Short task:
Your task is to transcribe all of the records exactly and leave out the pictures.

[Stored records]
_ _ _ _ _
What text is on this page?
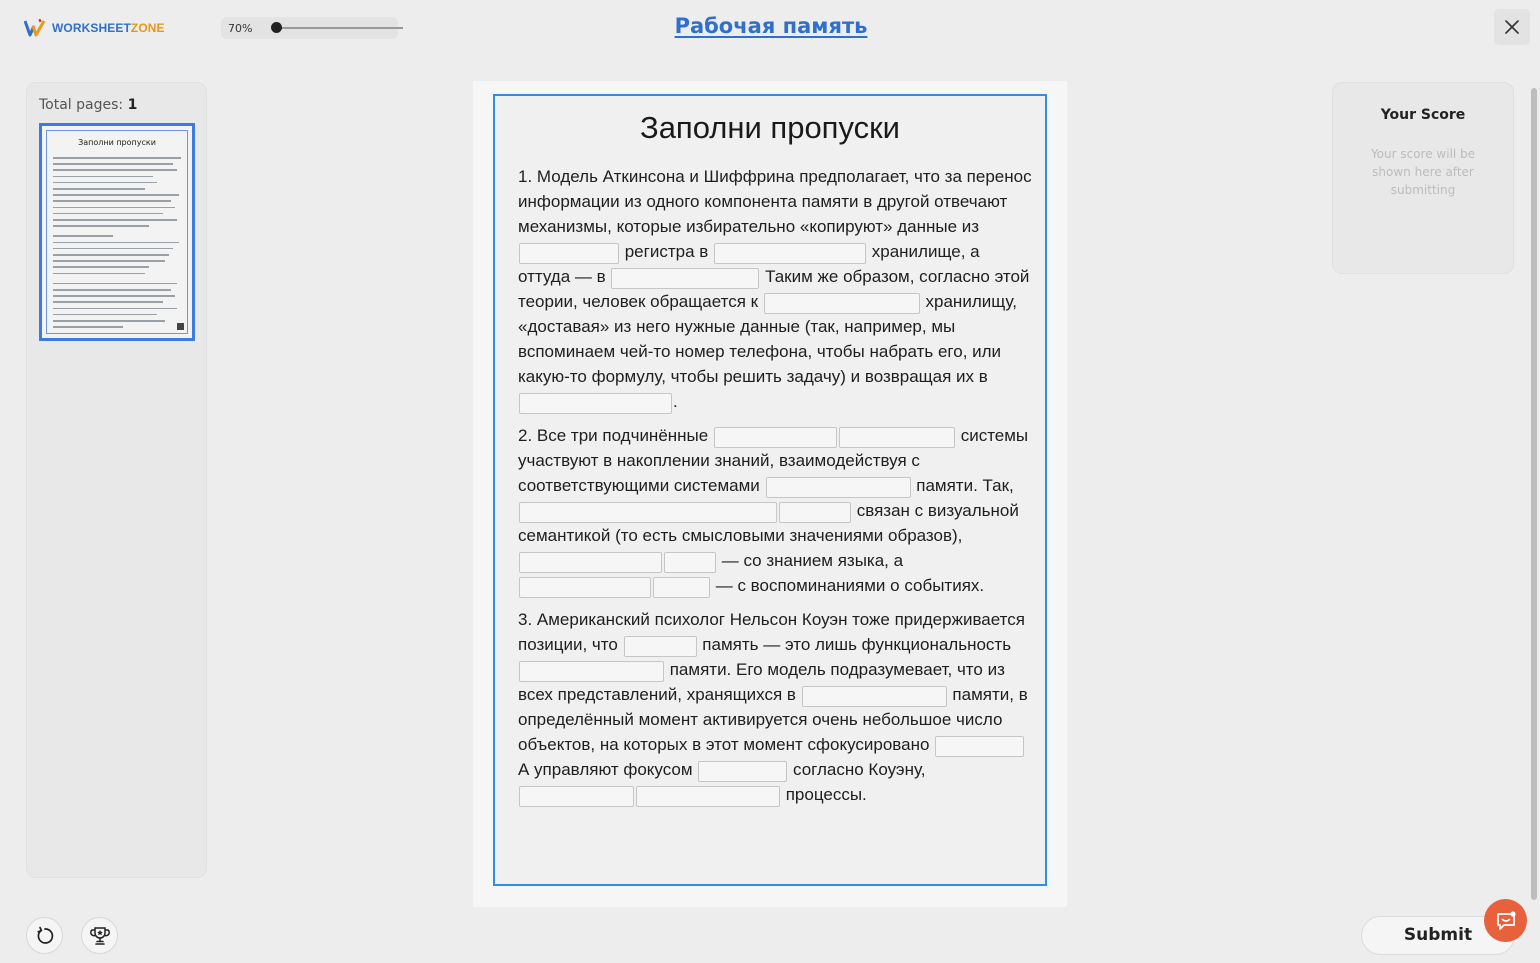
WORKSHEETZONE	70%	Рабочая память
Total pages: 1
Заполни пропуски	Заполни пропуски
1. Модель Аткинсона и Шиффрина предполагает, что за перенос информации из одного компонента памяти в другой отвечают механизмы, которые избирательно «копируют» данные из  регистра в	хранилище, а оттуда — в	Таким же образом, согласно этой теории, человек обращается к	хранилищу, «доставая» из него нужные данные (так, например, мы вспоминаем чей-то номер телефона, чтобы набрать его, или какую-то формулу, чтобы решить задачу) и возвращая их в .
2. Все три подчинённые	системы участвуют в накоплении знаний, взаимодействуя с соответствующими системами	памяти. Так,  связан с визуальной семантикой (то есть смысловыми значениями образов),  — со знанием языка, а  — с воспоминаниями о событиях.
3. Американский психолог Нельсон Коуэн тоже придерживается позиции, что	память — это лишь функциональность  памяти. Его модель подразумевает, что из всех представлений, хранящихся в	памяти, в определённый момент активируется очень небольшое число объектов, на которых в этот момент сфокусировано	А управляют фокусом	согласно Коуэну,  процессы.
Your Score
Your score will be shown here after submitting
Submit
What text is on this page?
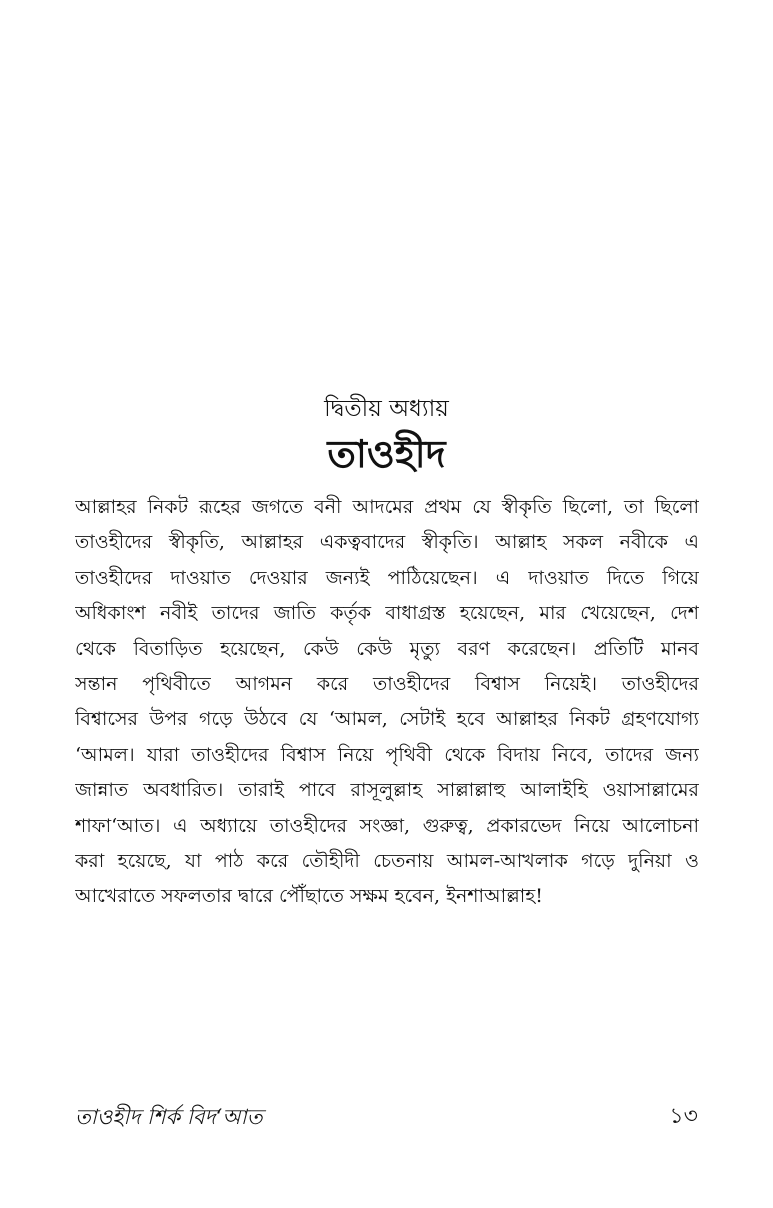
দ্বিতীয় অধ্যায়
তাওহীদ
আল্লাহর নিকট রূহের জগতে বনী আদমের প্রথম যে স্বীকৃতি ছিলো, তা ছিলো
তাওহীদের স্বীকৃতি, আল্লাহর একত্ববাদের স্বীকৃতি। আল্লাহ সকল নবীকে এ
তাওহীদের দাওয়াত দেওয়ার জন্যই পাঠিয়েছেন। এ দাওয়াত দিতে গিয়ে
অধিকাংশ নবীই তাদের জাতি কর্তৃক বাধাগ্রস্ত হয়েছেন, মার খেয়েছেন, দেশ
থেকে বিতাড়িত হয়েছেন, কেউ কেউ মৃত্যু বরণ করেছেন। প্রতিটি মানব
সন্তান পৃথিবীতে আগমন করে তাওহীদের বিশ্বাস নিয়েই। তাওহীদের
বিশ্বাসের উপর গড়ে উঠবে যে ‘আমল, সেটাই হবে আল্লাহর নিকট গ্রহণযোগ্য
‘আমল। যারা তাওহীদের বিশ্বাস নিয়ে পৃথিবী থেকে বিদায় নিবে, তাদের জন্য
জান্নাত অবধারিত। তারাই পাবে রাসূলুল্লাহ সাল্লাল্লাহু আলাইহি ওয়াসাল্লামের
শাফা‘আত। এ অধ্যায়ে তাওহীদের সংজ্ঞা, গুরুত্ব, প্রকারভেদ নিয়ে আলোচনা
করা হয়েছে, যা পাঠ করে তৌহীদী চেতনায় আমল-আখলাক গড়ে দুনিয়া ও
আখেরাতে সফলতার দ্বারে পৌঁছাতে সক্ষম হবেন, ইনশাআল্লাহ!
তাওহীদ শির্ক বিদ‘আত	১৩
_ _ _ _ _
Final result:
What text is on this page?
WORKSHEETZONE	70%	Рабочая память
Total pages: 1
Заполни пропуски	Заполни пропуски
1. Модель Аткинсона и Шиффрина предполагает, что за перенос информации из одного компонента памяти в другой отвечают механизмы, которые избирательно «копируют» данные из  регистра в	хранилище, а оттуда — в	Таким же образом, согласно этой теории, человек обращается к	хранилищу, «доставая» из него нужные данные (так, например, мы вспоминаем чей-то номер телефона, чтобы набрать его, или какую-то формулу, чтобы решить задачу) и возвращая их в .
2. Все три подчинённые	системы участвуют в накоплении знаний, взаимодействуя с соответствующими системами	памяти. Так,  связан с визуальной семантикой (то есть смысловыми значениями образов),  — со знанием языка, а  — с воспоминаниями о событиях.
3. Американский психолог Нельсон Коуэн тоже придерживается позиции, что	память — это лишь функциональность  памяти. Его модель подразумевает, что из всех представлений, хранящихся в	памяти, в определённый момент активируется очень небольшое число объектов, на которых в этот момент сфокусировано	А управляют фокусом	согласно Коуэну,  процессы.
Your Score
Your score will be shown here after submitting
Submit
What text is on this page?
দ্বিতীয় অধ্যায়
তাওহীদ
আল্লাহর নিকট রূহের জগতে বনী আদমের প্রথম যে স্বীকৃতি ছিলো, তা ছিলো
তাওহীদের স্বীকৃতি, আল্লাহর একত্ববাদের স্বীকৃতি। আল্লাহ সকল নবীকে এ
তাওহীদের দাওয়াত দেওয়ার জন্যই পাঠিয়েছেন। এ দাওয়াত দিতে গিয়ে
অধিকাংশ নবীই তাদের জাতি কর্তৃক বাধাগ্রস্ত হয়েছেন, মার খেয়েছেন, দেশ
থেকে বিতাড়িত হয়েছেন, কেউ কেউ মৃত্যু বরণ করেছেন। প্রতিটি মানব
সন্তান পৃথিবীতে আগমন করে তাওহীদের বিশ্বাস নিয়েই। তাওহীদের
বিশ্বাসের উপর গড়ে উঠবে যে ‘আমল, সেটাই হবে আল্লাহর নিকট গ্রহণযোগ্য
‘আমল। যারা তাওহীদের বিশ্বাস নিয়ে পৃথিবী থেকে বিদায় নিবে, তাদের জন্য
জান্নাত অবধারিত। তারাই পাবে রাসূলুল্লাহ সাল্লাল্লাহু আলাইহি ওয়াসাল্লামের
শাফা‘আত। এ অধ্যায়ে তাওহীদের সংজ্ঞা, গুরুত্ব, প্রকারভেদ নিয়ে আলোচনা
করা হয়েছে, যা পাঠ করে তৌহীদী চেতনায় আমল-আখলাক গড়ে দুনিয়া ও
আখেরাতে সফলতার দ্বারে পৌঁছাতে সক্ষম হবেন, ইনশাআল্লাহ!
তাওহীদ শির্ক বিদ‘আত	১৩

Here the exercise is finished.